Identify each line below containing the string "CASES" and copy it.

Provided information.

──────────────────────────────

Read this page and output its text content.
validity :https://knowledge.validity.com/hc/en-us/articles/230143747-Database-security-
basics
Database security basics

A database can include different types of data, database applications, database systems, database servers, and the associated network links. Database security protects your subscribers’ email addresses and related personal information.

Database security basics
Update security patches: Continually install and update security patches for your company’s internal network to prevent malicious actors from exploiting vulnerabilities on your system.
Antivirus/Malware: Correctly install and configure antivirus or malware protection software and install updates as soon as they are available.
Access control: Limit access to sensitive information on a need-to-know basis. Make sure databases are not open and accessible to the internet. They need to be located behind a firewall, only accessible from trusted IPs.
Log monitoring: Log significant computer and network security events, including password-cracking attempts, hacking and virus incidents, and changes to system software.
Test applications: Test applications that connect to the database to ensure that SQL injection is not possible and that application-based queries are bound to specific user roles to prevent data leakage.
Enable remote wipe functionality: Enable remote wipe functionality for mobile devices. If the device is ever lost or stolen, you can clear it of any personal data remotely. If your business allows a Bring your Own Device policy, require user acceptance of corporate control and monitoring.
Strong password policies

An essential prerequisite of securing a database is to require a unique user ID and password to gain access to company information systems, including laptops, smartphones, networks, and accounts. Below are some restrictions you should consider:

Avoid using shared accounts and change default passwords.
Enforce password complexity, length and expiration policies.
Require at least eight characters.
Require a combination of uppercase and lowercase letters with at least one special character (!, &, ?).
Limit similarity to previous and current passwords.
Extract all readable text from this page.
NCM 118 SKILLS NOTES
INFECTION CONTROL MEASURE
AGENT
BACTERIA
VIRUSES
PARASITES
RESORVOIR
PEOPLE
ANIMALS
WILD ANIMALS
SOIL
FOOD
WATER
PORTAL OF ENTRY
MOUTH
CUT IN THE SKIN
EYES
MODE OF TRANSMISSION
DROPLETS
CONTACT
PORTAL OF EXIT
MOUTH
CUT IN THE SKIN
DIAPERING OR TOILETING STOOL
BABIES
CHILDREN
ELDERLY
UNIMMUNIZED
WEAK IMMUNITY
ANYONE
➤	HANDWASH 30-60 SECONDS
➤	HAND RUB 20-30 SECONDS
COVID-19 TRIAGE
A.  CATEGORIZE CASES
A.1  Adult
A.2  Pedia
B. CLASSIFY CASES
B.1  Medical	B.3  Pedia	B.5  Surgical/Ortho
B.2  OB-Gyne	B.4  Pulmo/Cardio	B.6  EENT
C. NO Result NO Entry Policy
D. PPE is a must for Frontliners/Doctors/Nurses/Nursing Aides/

──────────────────────────────

Problem solution.
A.  CATEGORIZE CASES
B. CLASSIFY CASES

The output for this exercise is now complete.